Copy out each of the entries below line for line, with no change to any character.
───── Listing
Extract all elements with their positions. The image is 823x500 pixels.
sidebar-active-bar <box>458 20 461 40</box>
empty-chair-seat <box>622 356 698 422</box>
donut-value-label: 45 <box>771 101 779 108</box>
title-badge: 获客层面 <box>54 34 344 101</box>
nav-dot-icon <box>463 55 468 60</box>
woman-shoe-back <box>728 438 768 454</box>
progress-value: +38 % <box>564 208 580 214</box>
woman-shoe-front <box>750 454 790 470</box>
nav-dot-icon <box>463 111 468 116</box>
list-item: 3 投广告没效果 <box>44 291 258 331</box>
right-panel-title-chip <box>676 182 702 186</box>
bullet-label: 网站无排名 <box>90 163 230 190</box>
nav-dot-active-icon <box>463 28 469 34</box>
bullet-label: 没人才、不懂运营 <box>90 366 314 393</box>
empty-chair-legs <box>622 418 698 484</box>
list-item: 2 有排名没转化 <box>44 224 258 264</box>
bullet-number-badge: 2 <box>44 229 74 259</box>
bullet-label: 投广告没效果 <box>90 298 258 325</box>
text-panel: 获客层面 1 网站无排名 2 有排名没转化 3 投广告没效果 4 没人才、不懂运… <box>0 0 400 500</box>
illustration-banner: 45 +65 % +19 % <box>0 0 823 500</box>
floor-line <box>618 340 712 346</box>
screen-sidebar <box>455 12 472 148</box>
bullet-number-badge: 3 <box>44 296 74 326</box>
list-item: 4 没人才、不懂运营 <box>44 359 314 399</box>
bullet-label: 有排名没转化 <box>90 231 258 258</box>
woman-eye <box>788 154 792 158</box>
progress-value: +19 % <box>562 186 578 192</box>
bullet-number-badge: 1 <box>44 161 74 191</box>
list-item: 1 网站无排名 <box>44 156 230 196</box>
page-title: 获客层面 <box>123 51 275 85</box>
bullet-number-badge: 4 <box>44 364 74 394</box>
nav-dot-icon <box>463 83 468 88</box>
──────────
_Response below_.
Extract all elements with their positions. The image is 823x500 pixels.
sidebar-active-bar <box>458 20 461 40</box>
empty-chair-seat <box>622 356 698 422</box>
donut-value-label: 45 <box>771 101 779 108</box>
title-badge: 获客层面 <box>54 34 344 101</box>
nav-dot-icon <box>463 55 468 60</box>
woman-shoe-back <box>728 438 768 454</box>
progress-value: +38 % <box>564 208 580 214</box>
woman-shoe-front <box>750 454 790 470</box>
nav-dot-icon <box>463 111 468 116</box>
list-item: 3 投广告没效果 <box>44 291 258 331</box>
right-panel-title-chip <box>676 182 702 186</box>
bullet-label: 网站无排名 <box>90 163 230 190</box>
nav-dot-active-icon <box>463 28 469 34</box>
bullet-label: 没人才、不懂运营 <box>90 366 314 393</box>
empty-chair-legs <box>622 418 698 484</box>
list-item: 2 有排名没转化 <box>44 224 258 264</box>
bullet-number-badge: 2 <box>44 229 74 259</box>
bullet-label: 投广告没效果 <box>90 298 258 325</box>
text-panel: 获客层面 1 网站无排名 2 有排名没转化 3 投广告没效果 4 没人才、不懂运… <box>0 0 400 500</box>
illustration-banner: 45 +65 % +19 % <box>0 0 823 500</box>
floor-line <box>618 340 712 346</box>
screen-sidebar <box>455 12 472 148</box>
bullet-number-badge: 3 <box>44 296 74 326</box>
list-item: 4 没人才、不懂运营 <box>44 359 314 399</box>
bullet-label: 有排名没转化 <box>90 231 258 258</box>
woman-eye <box>788 154 792 158</box>
progress-value: +19 % <box>562 186 578 192</box>
bullet-number-badge: 1 <box>44 161 74 191</box>
list-item: 1 网站无排名 <box>44 156 230 196</box>
page-title: 获客层面 <box>123 51 275 85</box>
bullet-number-badge: 4 <box>44 364 74 394</box>
nav-dot-icon <box>463 83 468 88</box>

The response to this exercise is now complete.